**PROVIDED RECORDS**

+---+

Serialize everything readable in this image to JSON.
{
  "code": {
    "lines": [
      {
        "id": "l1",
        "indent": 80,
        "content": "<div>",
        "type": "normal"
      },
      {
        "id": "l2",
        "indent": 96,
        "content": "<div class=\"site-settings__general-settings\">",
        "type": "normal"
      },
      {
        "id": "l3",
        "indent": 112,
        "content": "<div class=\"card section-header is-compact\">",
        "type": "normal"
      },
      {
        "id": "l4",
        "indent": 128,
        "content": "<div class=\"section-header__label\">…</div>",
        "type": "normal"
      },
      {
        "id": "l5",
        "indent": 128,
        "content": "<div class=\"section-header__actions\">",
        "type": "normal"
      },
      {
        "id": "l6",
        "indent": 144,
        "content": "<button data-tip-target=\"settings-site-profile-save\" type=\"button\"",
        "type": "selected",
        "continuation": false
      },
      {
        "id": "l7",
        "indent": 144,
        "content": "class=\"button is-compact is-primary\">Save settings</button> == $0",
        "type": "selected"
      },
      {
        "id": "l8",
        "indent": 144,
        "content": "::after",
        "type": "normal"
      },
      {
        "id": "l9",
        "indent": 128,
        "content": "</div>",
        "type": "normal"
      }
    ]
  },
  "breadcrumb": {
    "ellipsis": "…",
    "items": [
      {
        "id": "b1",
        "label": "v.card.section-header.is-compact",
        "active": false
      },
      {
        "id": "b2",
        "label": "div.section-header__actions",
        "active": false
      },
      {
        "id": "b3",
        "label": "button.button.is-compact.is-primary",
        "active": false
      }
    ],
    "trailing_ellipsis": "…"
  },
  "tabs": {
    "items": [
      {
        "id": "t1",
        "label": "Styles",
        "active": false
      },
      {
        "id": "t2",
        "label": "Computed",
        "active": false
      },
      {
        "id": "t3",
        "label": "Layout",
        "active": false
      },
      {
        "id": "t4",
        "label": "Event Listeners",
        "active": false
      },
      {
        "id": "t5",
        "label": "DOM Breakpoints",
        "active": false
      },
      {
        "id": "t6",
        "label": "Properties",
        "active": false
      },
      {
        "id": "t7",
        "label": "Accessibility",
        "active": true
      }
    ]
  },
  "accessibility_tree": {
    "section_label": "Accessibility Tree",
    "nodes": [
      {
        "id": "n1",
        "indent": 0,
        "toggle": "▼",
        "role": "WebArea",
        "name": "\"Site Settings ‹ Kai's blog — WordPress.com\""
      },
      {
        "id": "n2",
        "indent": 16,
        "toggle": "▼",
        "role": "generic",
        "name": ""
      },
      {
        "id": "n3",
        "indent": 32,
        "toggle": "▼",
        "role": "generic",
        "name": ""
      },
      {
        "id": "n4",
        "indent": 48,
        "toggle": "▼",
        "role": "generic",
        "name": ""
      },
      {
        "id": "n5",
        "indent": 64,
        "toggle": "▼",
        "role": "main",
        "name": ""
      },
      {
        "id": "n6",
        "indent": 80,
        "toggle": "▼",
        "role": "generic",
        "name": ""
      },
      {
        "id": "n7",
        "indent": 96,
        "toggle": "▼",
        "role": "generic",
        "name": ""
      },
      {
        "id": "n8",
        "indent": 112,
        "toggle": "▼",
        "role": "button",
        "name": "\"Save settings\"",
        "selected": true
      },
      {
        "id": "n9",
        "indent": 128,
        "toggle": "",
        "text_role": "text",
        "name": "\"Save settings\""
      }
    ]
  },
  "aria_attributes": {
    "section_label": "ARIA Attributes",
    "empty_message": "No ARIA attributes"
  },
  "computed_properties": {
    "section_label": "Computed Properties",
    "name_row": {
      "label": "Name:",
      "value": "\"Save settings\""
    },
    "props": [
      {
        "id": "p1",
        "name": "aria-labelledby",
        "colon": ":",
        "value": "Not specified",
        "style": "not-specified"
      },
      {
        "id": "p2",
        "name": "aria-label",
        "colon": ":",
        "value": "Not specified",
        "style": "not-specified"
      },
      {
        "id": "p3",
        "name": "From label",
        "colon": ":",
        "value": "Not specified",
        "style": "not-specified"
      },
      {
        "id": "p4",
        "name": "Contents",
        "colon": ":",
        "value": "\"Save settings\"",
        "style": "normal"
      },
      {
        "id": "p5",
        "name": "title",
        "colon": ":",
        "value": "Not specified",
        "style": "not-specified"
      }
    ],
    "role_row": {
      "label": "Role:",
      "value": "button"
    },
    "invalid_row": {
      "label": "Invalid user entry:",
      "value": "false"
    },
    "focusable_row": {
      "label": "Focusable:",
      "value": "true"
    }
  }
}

+---+

**PROMPT**
In the data above, count the lines where the word "compact" appears; reply with the number only.

**OUTPUT OF THE EXERCISE**
4